• [Trabajo por hacer]
1. Según el texto sobre la quiebra de Spanair, ¿por qué se acaba el sueño de un aeropuerto internacional en Barcelona? Responde en una a tres oraciones.
2. Devuelve sin cambios el fragmento del texto sobre la quiebra de Spanair que comienza con "La forma indigna" y continúa hasta "Madrid pueda impedirlo.".

=== Texto para analizar ===

29 ene. 2012

El otro escándalo de la quiebra de Spanair

La forma indigna como la aerolínea catalana Spanair se declaro en quiebra y dejó en tierra a los pasajeros que habían pagado su billete no debe servir de cortina de humo a otro hecho gravísimo: el fin del sueño del flamante aeropuerto de Barcelona, ampliado en 2009, como nudo de conexiones internacionales. Es decir el fin del sueño de un aeropuerto internacional en Barcelona, por culpa de la obstinación del gobierno de Madrid en no privatizar o liberalizar la compañía
pública de gestión de todos los aeropuertos AENA, con la convicción de que eso demostraría que El Prat es más competitivo internacionalmente que Barajas. Es decir, el fin del sueño de Barcelona como capital internacional, mientras Madrid pueda impedirlo.

=== Datos extraídos ===

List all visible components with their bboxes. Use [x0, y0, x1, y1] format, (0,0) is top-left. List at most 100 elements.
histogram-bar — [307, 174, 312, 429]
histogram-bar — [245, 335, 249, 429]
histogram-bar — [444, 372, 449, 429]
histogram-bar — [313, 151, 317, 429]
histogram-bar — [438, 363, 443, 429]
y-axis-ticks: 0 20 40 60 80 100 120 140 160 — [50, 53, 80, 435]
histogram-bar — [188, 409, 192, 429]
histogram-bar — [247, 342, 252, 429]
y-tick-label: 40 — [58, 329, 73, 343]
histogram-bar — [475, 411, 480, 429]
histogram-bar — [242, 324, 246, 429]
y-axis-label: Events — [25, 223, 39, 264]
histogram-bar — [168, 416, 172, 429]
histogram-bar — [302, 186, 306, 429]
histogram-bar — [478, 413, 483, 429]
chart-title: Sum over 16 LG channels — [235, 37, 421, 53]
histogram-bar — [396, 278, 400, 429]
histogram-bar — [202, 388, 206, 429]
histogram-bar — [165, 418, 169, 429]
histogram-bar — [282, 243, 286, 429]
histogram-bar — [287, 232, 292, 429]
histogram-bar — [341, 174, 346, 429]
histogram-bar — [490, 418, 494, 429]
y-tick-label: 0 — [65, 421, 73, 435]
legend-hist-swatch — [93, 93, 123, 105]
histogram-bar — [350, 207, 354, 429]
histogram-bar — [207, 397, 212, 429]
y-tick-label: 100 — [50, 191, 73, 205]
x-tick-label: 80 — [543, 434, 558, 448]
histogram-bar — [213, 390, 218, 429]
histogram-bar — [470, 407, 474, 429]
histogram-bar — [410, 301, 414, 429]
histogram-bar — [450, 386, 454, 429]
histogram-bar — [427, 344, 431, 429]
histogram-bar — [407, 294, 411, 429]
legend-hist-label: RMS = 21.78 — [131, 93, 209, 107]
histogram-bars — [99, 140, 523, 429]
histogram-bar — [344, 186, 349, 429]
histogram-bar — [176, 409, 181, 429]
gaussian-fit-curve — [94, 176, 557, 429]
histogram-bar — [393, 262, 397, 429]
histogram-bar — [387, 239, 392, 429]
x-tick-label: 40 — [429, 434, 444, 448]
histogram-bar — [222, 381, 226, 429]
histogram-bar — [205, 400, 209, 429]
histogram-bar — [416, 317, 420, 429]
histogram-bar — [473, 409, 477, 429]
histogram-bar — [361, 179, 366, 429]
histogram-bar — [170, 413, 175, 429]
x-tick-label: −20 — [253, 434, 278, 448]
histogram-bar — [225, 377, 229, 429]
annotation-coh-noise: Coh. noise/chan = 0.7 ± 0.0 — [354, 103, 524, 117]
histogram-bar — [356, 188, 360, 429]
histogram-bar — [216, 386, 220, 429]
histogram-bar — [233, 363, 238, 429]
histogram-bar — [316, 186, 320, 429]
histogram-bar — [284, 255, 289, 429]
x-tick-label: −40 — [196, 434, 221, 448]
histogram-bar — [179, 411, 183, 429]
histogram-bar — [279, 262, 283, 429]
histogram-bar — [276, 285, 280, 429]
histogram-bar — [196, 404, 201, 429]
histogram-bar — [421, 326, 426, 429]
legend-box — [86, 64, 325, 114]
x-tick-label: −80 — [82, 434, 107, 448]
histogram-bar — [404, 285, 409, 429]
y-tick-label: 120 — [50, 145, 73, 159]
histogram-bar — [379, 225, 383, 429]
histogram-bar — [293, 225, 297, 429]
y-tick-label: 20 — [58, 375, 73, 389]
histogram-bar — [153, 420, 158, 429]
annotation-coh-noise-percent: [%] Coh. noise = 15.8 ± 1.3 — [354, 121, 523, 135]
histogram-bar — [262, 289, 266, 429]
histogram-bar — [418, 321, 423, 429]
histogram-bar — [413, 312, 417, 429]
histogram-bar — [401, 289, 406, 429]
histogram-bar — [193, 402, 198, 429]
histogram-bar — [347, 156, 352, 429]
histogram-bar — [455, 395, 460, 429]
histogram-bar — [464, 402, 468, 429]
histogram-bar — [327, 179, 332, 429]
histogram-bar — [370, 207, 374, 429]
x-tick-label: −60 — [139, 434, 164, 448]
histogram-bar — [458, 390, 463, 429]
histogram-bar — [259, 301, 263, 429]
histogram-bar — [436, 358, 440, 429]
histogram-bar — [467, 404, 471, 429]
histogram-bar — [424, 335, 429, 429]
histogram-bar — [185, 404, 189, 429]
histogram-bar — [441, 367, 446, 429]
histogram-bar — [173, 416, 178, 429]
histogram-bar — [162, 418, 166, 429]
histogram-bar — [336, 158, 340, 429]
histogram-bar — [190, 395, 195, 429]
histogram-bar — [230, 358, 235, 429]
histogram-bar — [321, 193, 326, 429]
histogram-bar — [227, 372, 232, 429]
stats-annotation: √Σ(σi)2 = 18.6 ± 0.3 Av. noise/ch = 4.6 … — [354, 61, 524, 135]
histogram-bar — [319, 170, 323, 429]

===

• [Resultados por tarea]
1. Se acaba por culpa de la obstinación del gobierno de Madrid en no privatizar o liberalizar AENA, la compañía pública que gestiona todos los aeropuertos.

2.
La forma indigna como la aerolínea catalana Spanair se declaro en quiebra y dejó en tierra a los pasajeros que habían pagado su billete no debe servir de cortina de humo a otro hecho gravísimo: el fin del sueño del flamante aeropuerto de Barcelona, ampliado en 2009, como nudo de conexiones internacionales. Es decir el fin del sueño de un aeropuerto internacional en Barcelona, por culpa de la obstinación del gobierno de Madrid en no privatizar o liberalizar la compañía
pública de gestión de todos los aeropuertos AENA, con la convicción de que eso demostraría que El Prat es más competitivo internacionalmente que Barajas. Es decir, el fin del sueño de Barcelona como capital internacional, mientras Madrid pueda impedirlo.